- [Required work] Read through the records below and copy each line that uses the word "title".

(Records that describe figures)
"""
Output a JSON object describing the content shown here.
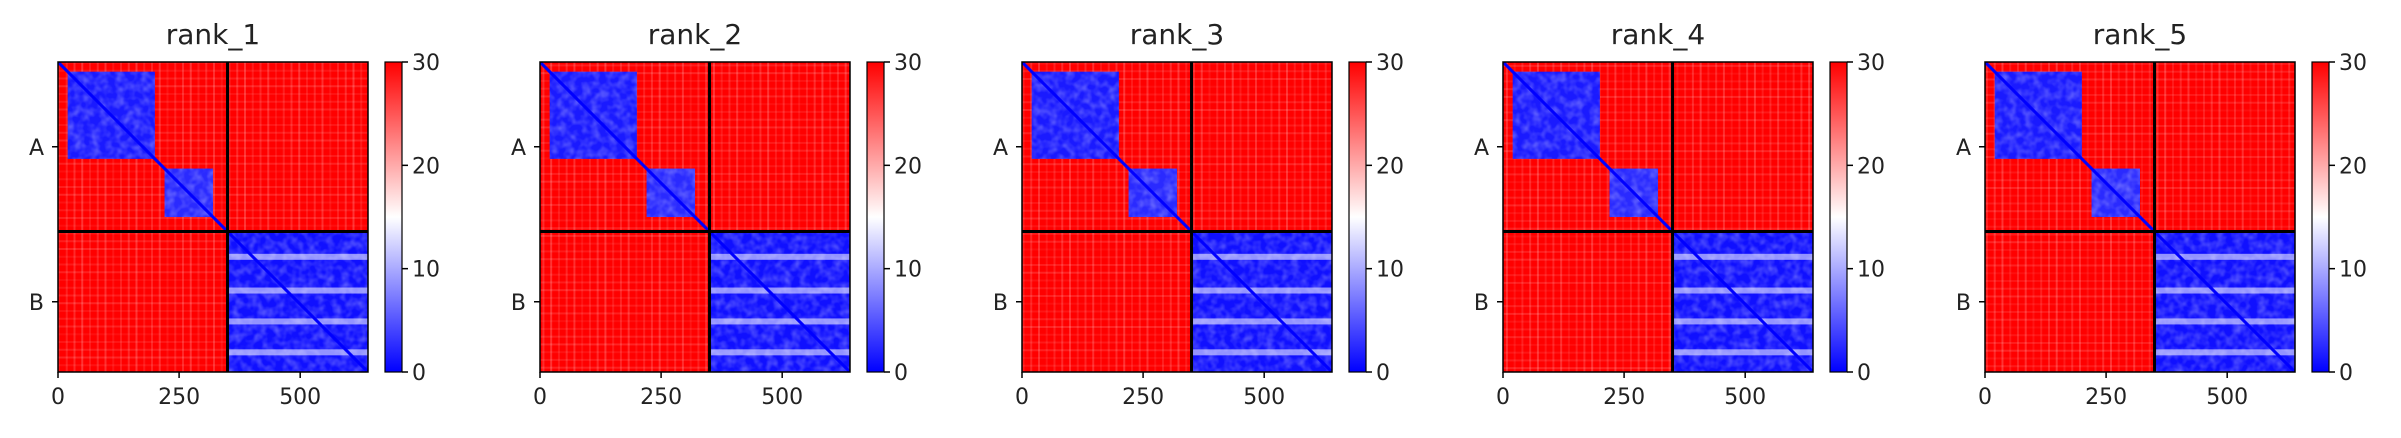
{
  "figure": {
    "background": "#ffffff"
  },
  "chart_data": [
    {
      "type": "heatmap",
      "title": "rank_1",
      "chains": [
        "A",
        "B"
      ],
      "chain_boundary": 350,
      "sequence_length": 640,
      "xticks": [
        0,
        250,
        500
      ],
      "xlim": [
        0,
        640
      ],
      "colorbar": {
        "min": 0,
        "max": 30,
        "ticks": [
          0,
          10,
          20,
          30
        ],
        "colormap": [
          "#0000ff",
          "#ffffff",
          "#ff0000"
        ]
      },
      "description_values": {
        "intra_chain_A_domain1": [
          20,
          200
        ],
        "intra_chain_A_domain2": [
          220,
          320
        ],
        "intra_chain_B": [
          350,
          640
        ]
      }
    },
    {
      "type": "heatmap",
      "title": "rank_2",
      "chains": [
        "A",
        "B"
      ],
      "chain_boundary": 350,
      "sequence_length": 640,
      "xticks": [
        0,
        250,
        500
      ],
      "xlim": [
        0,
        640
      ],
      "colorbar": {
        "min": 0,
        "max": 30,
        "ticks": [
          0,
          10,
          20,
          30
        ],
        "colormap": [
          "#0000ff",
          "#ffffff",
          "#ff0000"
        ]
      },
      "description_values": {
        "intra_chain_A_domain1": [
          20,
          200
        ],
        "intra_chain_A_domain2": [
          220,
          320
        ],
        "intra_chain_B": [
          350,
          640
        ]
      }
    },
    {
      "type": "heatmap",
      "title": "rank_3",
      "chains": [
        "A",
        "B"
      ],
      "chain_boundary": 350,
      "sequence_length": 640,
      "xticks": [
        0,
        250,
        500
      ],
      "xlim": [
        0,
        640
      ],
      "colorbar": {
        "min": 0,
        "max": 30,
        "ticks": [
          0,
          10,
          20,
          30
        ],
        "colormap": [
          "#0000ff",
          "#ffffff",
          "#ff0000"
        ]
      },
      "description_values": {
        "intra_chain_A_domain1": [
          20,
          200
        ],
        "intra_chain_A_domain2": [
          220,
          320
        ],
        "intra_chain_B": [
          350,
          640
        ]
      }
    },
    {
      "type": "heatmap",
      "title": "rank_4",
      "chains": [
        "A",
        "B"
      ],
      "chain_boundary": 350,
      "sequence_length": 640,
      "xticks": [
        0,
        250,
        500
      ],
      "xlim": [
        0,
        640
      ],
      "colorbar": {
        "min": 0,
        "max": 30,
        "ticks": [
          0,
          10,
          20,
          30
        ],
        "colormap": [
          "#0000ff",
          "#ffffff",
          "#ff0000"
        ]
      },
      "description_values": {
        "intra_chain_A_domain1": [
          20,
          200
        ],
        "intra_chain_A_domain2": [
          220,
          320
        ],
        "intra_chain_B": [
          350,
          640
        ]
      }
    },
    {
      "type": "heatmap",
      "title": "rank_5",
      "chains": [
        "A",
        "B"
      ],
      "chain_boundary": 350,
      "sequence_length": 640,
      "xticks": [
        0,
        250,
        500
      ],
      "xlim": [
        0,
        640
      ],
      "colorbar": {
        "min": 0,
        "max": 30,
        "ticks": [
          0,
          10,
          20,
          30
        ],
        "colormap": [
          "#0000ff",
          "#ffffff",
          "#ff0000"
        ]
      },
      "description_values": {
        "intra_chain_A_domain1": [
          20,
          200
        ],
        "intra_chain_A_domain2": [
          220,
          320
        ],
        "intra_chain_B": [
          350,
          640
        ]
      }
    }
  ]
}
"""
- [Problem solution]
      "title": "rank_1",
      "title": "rank_2",
      "title": "rank_3",
      "title": "rank_4",
      "title": "rank_5",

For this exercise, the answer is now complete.